Reproduce every entry in the listing without alteration.
........
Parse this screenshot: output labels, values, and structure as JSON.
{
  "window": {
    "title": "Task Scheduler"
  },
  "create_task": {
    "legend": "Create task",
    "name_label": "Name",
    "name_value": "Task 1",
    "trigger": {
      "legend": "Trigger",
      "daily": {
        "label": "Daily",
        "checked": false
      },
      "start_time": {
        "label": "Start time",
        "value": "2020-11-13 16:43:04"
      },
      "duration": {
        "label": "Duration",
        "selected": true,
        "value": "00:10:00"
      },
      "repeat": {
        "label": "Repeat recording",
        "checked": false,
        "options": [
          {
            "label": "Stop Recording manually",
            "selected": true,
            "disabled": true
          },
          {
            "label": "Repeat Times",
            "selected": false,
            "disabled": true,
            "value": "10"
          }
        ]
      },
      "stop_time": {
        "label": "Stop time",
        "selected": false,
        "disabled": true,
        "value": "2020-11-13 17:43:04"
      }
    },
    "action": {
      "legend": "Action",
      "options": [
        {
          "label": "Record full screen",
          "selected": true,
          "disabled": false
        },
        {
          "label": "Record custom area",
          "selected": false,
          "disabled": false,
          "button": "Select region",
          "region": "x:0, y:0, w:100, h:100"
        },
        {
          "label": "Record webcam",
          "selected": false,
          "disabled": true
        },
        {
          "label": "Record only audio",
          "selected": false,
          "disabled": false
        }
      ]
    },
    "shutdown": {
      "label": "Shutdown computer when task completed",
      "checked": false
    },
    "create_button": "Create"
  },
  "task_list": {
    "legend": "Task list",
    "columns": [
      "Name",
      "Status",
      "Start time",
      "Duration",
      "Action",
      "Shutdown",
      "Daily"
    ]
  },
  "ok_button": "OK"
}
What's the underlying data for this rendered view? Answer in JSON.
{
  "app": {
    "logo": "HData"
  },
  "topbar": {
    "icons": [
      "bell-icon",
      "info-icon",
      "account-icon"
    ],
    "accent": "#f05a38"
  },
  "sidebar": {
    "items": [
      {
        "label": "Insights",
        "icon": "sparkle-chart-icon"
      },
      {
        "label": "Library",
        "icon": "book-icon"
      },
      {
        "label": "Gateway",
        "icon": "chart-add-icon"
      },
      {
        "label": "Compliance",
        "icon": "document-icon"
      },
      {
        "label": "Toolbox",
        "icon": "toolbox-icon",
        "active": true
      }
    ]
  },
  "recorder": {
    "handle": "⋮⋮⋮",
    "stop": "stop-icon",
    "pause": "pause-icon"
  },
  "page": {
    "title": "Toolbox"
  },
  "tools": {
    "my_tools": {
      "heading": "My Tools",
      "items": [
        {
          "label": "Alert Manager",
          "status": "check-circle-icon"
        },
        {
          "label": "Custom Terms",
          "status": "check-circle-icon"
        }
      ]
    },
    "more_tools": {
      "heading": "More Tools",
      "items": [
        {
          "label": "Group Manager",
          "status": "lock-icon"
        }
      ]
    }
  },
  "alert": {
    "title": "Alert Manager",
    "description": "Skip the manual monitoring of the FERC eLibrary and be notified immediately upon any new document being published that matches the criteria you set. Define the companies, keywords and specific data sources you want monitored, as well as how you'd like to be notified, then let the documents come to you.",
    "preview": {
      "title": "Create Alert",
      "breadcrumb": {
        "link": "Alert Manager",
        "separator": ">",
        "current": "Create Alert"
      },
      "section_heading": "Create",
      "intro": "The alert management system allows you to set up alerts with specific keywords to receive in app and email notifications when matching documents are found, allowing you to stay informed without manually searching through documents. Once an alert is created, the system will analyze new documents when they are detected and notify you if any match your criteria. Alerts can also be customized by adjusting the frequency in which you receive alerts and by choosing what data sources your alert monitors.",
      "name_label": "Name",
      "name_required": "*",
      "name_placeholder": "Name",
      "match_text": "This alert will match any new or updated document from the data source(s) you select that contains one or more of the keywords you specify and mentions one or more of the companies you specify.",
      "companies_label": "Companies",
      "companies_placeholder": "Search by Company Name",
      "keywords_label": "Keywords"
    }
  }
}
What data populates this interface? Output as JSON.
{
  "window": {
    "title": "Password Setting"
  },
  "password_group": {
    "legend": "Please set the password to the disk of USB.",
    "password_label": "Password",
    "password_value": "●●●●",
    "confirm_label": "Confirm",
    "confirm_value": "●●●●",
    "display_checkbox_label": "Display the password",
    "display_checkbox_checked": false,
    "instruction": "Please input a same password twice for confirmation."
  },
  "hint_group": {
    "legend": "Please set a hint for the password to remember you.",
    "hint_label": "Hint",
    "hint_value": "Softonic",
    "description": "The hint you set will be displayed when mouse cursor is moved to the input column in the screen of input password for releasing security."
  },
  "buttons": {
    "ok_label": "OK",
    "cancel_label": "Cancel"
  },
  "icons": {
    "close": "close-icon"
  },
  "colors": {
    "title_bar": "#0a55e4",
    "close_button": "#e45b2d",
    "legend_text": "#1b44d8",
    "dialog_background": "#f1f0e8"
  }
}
........
_Exercise solution_:
Parse this screenshot: output labels, values, and structure as JSON.
{
  "window": {
    "title": "Task Scheduler"
  },
  "create_task": {
    "legend": "Create task",
    "name_label": "Name",
    "name_value": "Task 1",
    "trigger": {
      "legend": "Trigger",
      "daily": {
        "label": "Daily",
        "checked": false
      },
      "start_time": {
        "label": "Start time",
        "value": "2020-11-13 16:43:04"
      },
      "duration": {
        "label": "Duration",
        "selected": true,
        "value": "00:10:00"
      },
      "repeat": {
        "label": "Repeat recording",
        "checked": false,
        "options": [
          {
            "label": "Stop Recording manually",
            "selected": true,
            "disabled": true
          },
          {
            "label": "Repeat Times",
            "selected": false,
            "disabled": true,
            "value": "10"
          }
        ]
      },
      "stop_time": {
        "label": "Stop time",
        "selected": false,
        "disabled": true,
        "value": "2020-11-13 17:43:04"
      }
    },
    "action": {
      "legend": "Action",
      "options": [
        {
          "label": "Record full screen",
          "selected": true,
          "disabled": false
        },
        {
          "label": "Record custom area",
          "selected": false,
          "disabled": false,
          "button": "Select region",
          "region": "x:0, y:0, w:100, h:100"
        },
        {
          "label": "Record webcam",
          "selected": false,
          "disabled": true
        },
        {
          "label": "Record only audio",
          "selected": false,
          "disabled": false
        }
      ]
    },
    "shutdown": {
      "label": "Shutdown computer when task completed",
      "checked": false
    },
    "create_button": "Create"
  },
  "task_list": {
    "legend": "Task list",
    "columns": [
      "Name",
      "Status",
      "Start time",
      "Duration",
      "Action",
      "Shutdown",
      "Daily"
    ]
  },
  "ok_button": "OK"
}
What's the underlying data for this rendered view? Answer in JSON.
{
  "app": {
    "logo": "HData"
  },
  "topbar": {
    "icons": [
      "bell-icon",
      "info-icon",
      "account-icon"
    ],
    "accent": "#f05a38"
  },
  "sidebar": {
    "items": [
      {
        "label": "Insights",
        "icon": "sparkle-chart-icon"
      },
      {
        "label": "Library",
        "icon": "book-icon"
      },
      {
        "label": "Gateway",
        "icon": "chart-add-icon"
      },
      {
        "label": "Compliance",
        "icon": "document-icon"
      },
      {
        "label": "Toolbox",
        "icon": "toolbox-icon",
        "active": true
      }
    ]
  },
  "recorder": {
    "handle": "⋮⋮⋮",
    "stop": "stop-icon",
    "pause": "pause-icon"
  },
  "page": {
    "title": "Toolbox"
  },
  "tools": {
    "my_tools": {
      "heading": "My Tools",
      "items": [
        {
          "label": "Alert Manager",
          "status": "check-circle-icon"
        },
        {
          "label": "Custom Terms",
          "status": "check-circle-icon"
        }
      ]
    },
    "more_tools": {
      "heading": "More Tools",
      "items": [
        {
          "label": "Group Manager",
          "status": "lock-icon"
        }
      ]
    }
  },
  "alert": {
    "title": "Alert Manager",
    "description": "Skip the manual monitoring of the FERC eLibrary and be notified immediately upon any new document being published that matches the criteria you set. Define the companies, keywords and specific data sources you want monitored, as well as how you'd like to be notified, then let the documents come to you.",
    "preview": {
      "title": "Create Alert",
      "breadcrumb": {
        "link": "Alert Manager",
        "separator": ">",
        "current": "Create Alert"
      },
      "section_heading": "Create",
      "intro": "The alert management system allows you to set up alerts with specific keywords to receive in app and email notifications when matching documents are found, allowing you to stay informed without manually searching through documents. Once an alert is created, the system will analyze new documents when they are detected and notify you if any match your criteria. Alerts can also be customized by adjusting the frequency in which you receive alerts and by choosing what data sources your alert monitors.",
      "name_label": "Name",
      "name_required": "*",
      "name_placeholder": "Name",
      "match_text": "This alert will match any new or updated document from the data source(s) you select that contains one or more of the keywords you specify and mentions one or more of the companies you specify.",
      "companies_label": "Companies",
      "companies_placeholder": "Search by Company Name",
      "keywords_label": "Keywords"
    }
  }
}
What data populates this interface? Output as JSON.
{
  "window": {
    "title": "Password Setting"
  },
  "password_group": {
    "legend": "Please set the password to the disk of USB.",
    "password_label": "Password",
    "password_value": "●●●●",
    "confirm_label": "Confirm",
    "confirm_value": "●●●●",
    "display_checkbox_label": "Display the password",
    "display_checkbox_checked": false,
    "instruction": "Please input a same password twice for confirmation."
  },
  "hint_group": {
    "legend": "Please set a hint for the password to remember you.",
    "hint_label": "Hint",
    "hint_value": "Softonic",
    "description": "The hint you set will be displayed when mouse cursor is moved to the input column in the screen of input password for releasing security."
  },
  "buttons": {
    "ok_label": "OK",
    "cancel_label": "Cancel"
  },
  "icons": {
    "close": "close-icon"
  },
  "colors": {
    "title_bar": "#0a55e4",
    "close_button": "#e45b2d",
    "legend_text": "#1b44d8",
    "dialog_background": "#f1f0e8"
  }
}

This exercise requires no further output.